** start of Document passage **

School Counselor blogger for Free Spirit Publishing Blog
This entry was posted in Counselor's Corner, Early Childhood, Teaching Strategies and tagged . Bookmark the permalink.

4 Responses to Taming Tattling: Teach Kids the Difference Between Tattling and Telling

  1. Leanne Cherie Strong says:

    Hi, if you prefer not to use terms such as “reporting,” or, “tattling,” I have some ideas for ways you can phrase it. You can replace “tattling,” with, “I DO NOT NEED to tell an adult if,” and “reporting,” can be replaced with, “I SHOULD tell an adult if.”

    You SHOULD tell an adult if:

    You are being made to feel unsafe or uncomfortable.

    Somebody else is being made to feel unsafe or uncomfortable.

    Somebody is doing something harmful or destructive.

    Somebody talks about doing something harmful or destructive.

    You are sick or injured.

    Somebody else is sick or injured.

    You have tried to handle the situation yourself several times, and have been unsuccessful.

    There is no other way to go about the issue.

    You DO NOT NEED to tell an adult if:

    You are not being made to feel unsafe or uncomfortable.

    No one else is being made to feel unsafe or uncomfortable.

    No one is doing anything harmful or destructive.

    No one talks about doing anything harmful or destructive.

    You are not sick or injured.

    No one else is sick or injured.

    You have not tried solving the problem yourself enough times, or some of the strategies you have tried have been successful.

    There is another way to handle the situation.

    Here are some examples of times when I SHOULD tell an adult:

    “Lisa and Susan were talking about how they were planning on buying something from Starbucks, and then leaving without paying. I told them, ‘don’t do that girls, that’s stealing!”

    What Susan and Lisa were talking about doing is considered stealing, and if you don’t tell an adult about this BEFORE it happens, they could get in trouble with the law.

    “Greg keeps saying this, and I don’t like it. I have asked him several times not to say it, and he keeps saying it.”

    If Greg keeps saying something, even though you have already asked him several times not to say it, then it’s pretty obvious that either he isn’t getting the message, or he is saying it to make you feel unsafe or uncomfortable.

    “Brandi told me that her mom hurts her physically.”

** end of Document passage **
** start of Information shown **

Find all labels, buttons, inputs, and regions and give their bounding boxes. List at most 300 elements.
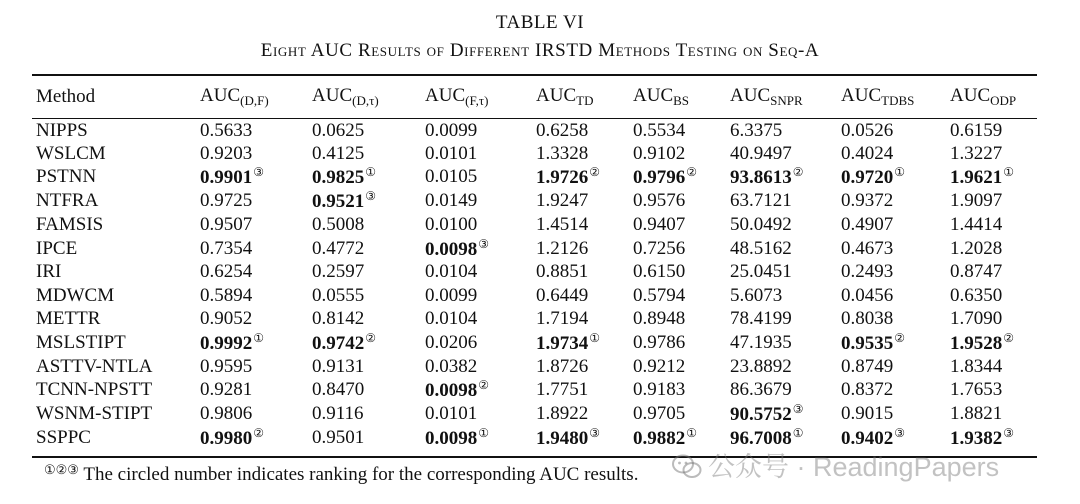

** end of Information shown **

* [Directives]
1. Reproduce the stretch of the comment on tattling and telling from "You are sick" through "not being made to feel unsafe or uncomfortable.".
2. In the comment on tattling and telling, what were Lisa and Susan planning to do at Starbucks?
3. Write the next part of the comment on tattling and telling, picking up after its final sentence.

* [Responses by task]
1.
You are sick or injured.

    Somebody else is sick or injured.

    You have tried to handle the situation yourself several times, and have been unsuccessful.

    There is no other way to go about the issue.

    You DO NOT NEED to tell an adult if:

    You are not being made to feel unsafe or uncomfortable.

2. They were planning to buy something and then leave without paying.

3.
    Even if Brandi’s mom has never made you feel unsafe or uncomfortable, she is obviously making Brandi feel that way. Brandi and her mom both need help, and by telling an adult, you are helping to make sure that they both get the help they need. Brandi needs to understand that this is very serious business, and that none of what is happening to her is her fault, even if her mom tries to make it seem like it is. It is her mom’s fault.

    “Kyle threatened Josh.”

    Even if Kyle was not making you feel unsafe or uncomfortable, he was obviously making Josh feel that way. By telling an adult, you are helping to make sure that they both get the help they need. If Kyle meant it as a joke, he needs to understand that this is very serious business.

    “Megan touched my private area.”

    It is actually ILLEGAL for ANYBODY to touch your private area, unless you have made it clear to them that you are okay with it. It is also ILLEGAL for YOU to touch ANYBODY ELSE’S private area, unless they have made it clear that they are okay with it. If you don’t tell, Megan might do it to you again, or she might do it to other people. In addition, it is ILLEGAL for ANY adult to have a romantic relationship with ANY minor.

    “David tried to get me to touch his private area.”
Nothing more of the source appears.